═════ Extracted records ═════
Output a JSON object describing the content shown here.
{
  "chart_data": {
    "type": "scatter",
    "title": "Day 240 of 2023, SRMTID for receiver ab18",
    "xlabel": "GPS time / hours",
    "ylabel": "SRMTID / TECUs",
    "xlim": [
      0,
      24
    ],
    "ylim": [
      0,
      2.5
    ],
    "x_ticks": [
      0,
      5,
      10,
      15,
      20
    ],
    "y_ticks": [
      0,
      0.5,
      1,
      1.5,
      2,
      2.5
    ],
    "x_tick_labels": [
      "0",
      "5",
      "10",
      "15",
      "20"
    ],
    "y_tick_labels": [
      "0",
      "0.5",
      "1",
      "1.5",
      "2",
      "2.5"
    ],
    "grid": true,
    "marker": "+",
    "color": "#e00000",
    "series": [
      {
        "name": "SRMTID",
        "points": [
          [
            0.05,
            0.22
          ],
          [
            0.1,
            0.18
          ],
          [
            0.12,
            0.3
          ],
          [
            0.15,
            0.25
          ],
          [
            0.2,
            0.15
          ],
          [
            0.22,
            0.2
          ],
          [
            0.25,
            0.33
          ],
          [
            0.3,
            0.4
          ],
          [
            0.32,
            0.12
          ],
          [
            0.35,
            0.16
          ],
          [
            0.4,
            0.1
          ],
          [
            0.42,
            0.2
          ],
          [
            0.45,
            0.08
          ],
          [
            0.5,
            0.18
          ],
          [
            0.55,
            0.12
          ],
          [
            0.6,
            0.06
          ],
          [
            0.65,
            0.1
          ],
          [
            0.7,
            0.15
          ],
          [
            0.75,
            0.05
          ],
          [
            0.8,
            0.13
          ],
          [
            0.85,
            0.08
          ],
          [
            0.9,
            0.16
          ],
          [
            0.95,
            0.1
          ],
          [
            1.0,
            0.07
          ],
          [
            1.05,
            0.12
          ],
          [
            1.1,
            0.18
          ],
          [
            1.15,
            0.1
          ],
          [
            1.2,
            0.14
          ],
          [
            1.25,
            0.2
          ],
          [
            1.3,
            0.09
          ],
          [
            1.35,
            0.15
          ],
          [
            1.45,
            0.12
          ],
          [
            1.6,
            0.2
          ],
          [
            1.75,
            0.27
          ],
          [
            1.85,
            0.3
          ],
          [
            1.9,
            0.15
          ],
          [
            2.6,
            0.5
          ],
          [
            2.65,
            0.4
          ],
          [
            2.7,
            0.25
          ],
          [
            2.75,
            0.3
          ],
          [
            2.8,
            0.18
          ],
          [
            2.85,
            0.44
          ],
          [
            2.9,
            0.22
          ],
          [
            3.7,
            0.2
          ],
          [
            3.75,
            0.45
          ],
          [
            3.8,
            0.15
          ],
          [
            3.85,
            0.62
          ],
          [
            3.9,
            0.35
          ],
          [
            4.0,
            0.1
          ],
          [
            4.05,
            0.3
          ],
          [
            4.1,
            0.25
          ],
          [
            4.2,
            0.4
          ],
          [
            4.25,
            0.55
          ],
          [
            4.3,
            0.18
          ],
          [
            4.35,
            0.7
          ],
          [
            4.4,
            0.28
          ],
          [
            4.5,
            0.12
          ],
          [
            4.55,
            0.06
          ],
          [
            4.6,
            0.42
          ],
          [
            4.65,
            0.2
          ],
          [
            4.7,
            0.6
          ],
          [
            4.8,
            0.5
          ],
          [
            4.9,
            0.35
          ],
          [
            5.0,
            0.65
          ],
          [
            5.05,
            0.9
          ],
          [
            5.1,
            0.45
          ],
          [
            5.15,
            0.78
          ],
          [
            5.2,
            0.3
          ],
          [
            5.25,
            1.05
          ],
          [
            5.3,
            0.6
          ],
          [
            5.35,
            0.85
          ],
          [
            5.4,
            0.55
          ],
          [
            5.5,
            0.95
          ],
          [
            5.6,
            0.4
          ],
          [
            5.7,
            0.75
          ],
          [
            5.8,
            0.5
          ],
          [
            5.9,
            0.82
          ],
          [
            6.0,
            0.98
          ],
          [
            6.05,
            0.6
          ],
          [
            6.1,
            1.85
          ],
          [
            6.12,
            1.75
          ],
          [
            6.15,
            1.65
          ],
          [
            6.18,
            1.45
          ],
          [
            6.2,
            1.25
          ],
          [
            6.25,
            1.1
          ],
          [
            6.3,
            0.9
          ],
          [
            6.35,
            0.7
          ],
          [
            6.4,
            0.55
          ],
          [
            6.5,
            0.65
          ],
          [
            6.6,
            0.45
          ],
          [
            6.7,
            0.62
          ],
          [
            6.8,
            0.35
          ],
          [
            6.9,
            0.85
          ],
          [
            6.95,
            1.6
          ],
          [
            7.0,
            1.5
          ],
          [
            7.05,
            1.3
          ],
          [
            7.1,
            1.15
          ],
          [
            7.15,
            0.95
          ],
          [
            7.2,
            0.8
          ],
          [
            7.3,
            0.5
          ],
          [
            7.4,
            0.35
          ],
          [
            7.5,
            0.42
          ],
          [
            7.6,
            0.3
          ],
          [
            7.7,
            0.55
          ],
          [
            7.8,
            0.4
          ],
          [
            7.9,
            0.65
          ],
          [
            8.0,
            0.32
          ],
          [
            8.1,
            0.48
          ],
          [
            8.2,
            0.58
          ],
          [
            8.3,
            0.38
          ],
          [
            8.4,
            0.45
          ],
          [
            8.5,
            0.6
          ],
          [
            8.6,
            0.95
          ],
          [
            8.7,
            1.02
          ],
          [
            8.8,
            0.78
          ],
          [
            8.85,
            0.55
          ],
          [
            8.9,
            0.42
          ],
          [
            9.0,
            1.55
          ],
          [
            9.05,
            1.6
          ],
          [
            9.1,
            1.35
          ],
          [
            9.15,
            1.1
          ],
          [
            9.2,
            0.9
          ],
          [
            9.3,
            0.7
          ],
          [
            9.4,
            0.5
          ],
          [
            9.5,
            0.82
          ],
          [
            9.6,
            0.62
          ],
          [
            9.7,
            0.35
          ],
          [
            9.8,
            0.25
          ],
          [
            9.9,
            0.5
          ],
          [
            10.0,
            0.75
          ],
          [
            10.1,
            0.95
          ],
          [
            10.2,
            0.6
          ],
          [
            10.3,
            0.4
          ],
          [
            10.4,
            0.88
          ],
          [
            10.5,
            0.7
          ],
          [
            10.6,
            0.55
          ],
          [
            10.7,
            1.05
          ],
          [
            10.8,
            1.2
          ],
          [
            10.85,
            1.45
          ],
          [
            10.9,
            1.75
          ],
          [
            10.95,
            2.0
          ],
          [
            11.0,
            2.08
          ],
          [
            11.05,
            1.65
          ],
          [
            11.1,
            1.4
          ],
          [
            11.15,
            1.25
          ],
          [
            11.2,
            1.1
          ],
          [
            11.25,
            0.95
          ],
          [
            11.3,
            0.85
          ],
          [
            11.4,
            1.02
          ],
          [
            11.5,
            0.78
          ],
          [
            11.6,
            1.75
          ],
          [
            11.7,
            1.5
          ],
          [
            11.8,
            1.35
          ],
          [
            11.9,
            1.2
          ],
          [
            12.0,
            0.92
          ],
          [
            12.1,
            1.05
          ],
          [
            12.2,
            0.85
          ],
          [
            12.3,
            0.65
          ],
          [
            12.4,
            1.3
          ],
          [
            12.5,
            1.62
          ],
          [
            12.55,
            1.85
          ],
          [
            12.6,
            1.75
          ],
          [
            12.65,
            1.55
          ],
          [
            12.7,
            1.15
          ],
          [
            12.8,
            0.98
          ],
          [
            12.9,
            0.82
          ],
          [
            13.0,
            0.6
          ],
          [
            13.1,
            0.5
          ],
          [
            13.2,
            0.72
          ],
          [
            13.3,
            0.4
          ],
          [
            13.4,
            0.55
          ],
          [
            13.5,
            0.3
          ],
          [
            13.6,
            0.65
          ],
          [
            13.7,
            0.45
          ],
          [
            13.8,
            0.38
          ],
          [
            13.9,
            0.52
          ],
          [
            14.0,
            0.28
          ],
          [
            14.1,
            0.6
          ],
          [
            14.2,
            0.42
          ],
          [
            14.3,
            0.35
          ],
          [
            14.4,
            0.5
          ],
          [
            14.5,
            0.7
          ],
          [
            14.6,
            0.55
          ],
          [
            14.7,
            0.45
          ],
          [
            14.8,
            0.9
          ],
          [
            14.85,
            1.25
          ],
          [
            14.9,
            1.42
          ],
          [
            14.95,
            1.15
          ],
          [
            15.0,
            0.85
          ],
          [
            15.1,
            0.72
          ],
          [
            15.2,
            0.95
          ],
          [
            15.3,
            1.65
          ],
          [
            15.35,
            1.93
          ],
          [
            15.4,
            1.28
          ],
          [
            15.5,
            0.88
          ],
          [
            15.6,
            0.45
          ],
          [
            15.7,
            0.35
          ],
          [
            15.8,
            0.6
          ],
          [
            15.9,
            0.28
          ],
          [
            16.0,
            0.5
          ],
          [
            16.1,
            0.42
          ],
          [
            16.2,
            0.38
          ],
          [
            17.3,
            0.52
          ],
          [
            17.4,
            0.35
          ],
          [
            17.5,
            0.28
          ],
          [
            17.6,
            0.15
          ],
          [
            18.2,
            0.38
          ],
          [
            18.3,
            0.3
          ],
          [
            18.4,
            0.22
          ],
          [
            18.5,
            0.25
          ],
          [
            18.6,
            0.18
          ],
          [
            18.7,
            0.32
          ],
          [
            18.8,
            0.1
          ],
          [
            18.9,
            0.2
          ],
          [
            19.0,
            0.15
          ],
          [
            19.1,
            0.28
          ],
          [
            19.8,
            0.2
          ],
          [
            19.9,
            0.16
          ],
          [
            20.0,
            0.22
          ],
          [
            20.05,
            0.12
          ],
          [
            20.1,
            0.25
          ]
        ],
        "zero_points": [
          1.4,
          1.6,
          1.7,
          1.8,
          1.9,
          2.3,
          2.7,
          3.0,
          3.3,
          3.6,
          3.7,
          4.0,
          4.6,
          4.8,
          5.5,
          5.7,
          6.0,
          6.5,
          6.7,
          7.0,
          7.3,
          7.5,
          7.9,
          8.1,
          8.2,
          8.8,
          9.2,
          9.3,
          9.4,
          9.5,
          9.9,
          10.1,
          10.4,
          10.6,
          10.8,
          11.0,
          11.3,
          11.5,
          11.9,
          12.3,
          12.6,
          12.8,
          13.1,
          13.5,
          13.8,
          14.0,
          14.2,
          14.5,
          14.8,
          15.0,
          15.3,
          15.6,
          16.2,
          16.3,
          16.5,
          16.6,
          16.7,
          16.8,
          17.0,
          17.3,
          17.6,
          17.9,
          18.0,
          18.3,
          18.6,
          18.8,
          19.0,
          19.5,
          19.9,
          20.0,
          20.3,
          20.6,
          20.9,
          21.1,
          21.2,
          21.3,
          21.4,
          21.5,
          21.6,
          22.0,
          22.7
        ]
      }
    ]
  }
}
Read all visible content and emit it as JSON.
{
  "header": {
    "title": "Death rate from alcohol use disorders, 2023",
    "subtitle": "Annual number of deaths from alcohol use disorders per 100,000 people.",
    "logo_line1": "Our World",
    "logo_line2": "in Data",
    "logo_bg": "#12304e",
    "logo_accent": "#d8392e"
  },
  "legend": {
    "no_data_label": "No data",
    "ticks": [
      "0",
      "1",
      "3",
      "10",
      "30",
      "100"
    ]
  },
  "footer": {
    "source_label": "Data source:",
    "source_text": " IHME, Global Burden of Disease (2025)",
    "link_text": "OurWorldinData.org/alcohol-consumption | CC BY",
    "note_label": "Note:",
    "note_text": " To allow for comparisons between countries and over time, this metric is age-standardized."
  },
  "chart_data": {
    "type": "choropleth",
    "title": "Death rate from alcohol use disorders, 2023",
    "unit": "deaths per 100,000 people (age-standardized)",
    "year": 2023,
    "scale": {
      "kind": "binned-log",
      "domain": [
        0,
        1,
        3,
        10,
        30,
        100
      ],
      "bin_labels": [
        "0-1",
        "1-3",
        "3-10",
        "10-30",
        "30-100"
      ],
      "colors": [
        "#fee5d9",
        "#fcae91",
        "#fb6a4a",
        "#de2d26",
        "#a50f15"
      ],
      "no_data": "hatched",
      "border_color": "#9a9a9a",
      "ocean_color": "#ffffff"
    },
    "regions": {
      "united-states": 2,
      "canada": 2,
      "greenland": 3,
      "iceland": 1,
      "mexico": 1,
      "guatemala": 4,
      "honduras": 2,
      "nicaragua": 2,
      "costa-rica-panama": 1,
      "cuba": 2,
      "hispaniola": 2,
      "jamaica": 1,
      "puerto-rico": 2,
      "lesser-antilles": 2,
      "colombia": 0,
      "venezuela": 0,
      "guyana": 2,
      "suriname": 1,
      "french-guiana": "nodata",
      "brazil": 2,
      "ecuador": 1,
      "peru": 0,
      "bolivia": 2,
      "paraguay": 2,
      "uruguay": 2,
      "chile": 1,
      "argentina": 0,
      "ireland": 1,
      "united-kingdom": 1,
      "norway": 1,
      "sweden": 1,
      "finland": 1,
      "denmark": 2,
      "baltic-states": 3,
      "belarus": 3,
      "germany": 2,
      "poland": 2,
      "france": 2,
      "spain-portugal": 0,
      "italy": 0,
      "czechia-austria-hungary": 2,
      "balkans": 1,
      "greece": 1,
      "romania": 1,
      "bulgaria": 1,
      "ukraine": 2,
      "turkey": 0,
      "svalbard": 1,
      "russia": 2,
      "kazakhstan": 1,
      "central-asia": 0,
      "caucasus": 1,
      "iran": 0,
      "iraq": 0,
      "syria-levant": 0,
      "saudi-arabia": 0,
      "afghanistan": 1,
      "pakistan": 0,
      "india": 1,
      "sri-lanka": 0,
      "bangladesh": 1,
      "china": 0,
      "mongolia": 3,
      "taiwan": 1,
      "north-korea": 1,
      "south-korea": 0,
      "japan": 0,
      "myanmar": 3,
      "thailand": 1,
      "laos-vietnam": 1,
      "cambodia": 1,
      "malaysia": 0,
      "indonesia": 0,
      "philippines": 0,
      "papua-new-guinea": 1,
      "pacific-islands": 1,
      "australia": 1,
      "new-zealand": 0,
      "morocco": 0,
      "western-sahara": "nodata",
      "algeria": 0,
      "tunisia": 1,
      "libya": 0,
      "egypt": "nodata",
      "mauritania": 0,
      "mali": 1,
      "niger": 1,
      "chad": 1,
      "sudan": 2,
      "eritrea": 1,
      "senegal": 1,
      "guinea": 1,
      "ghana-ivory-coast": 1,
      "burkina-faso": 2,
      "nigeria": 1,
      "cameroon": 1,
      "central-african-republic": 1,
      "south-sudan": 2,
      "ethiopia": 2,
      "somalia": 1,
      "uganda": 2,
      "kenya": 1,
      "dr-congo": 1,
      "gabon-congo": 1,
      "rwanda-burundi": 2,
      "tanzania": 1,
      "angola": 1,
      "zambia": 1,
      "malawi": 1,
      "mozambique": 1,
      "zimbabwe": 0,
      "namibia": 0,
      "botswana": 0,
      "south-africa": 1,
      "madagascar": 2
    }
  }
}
═════
Copy out every line of the listing that includes the string "JSON".

Output a JSON object describing the content shown here.
Read all visible content and emit it as JSON.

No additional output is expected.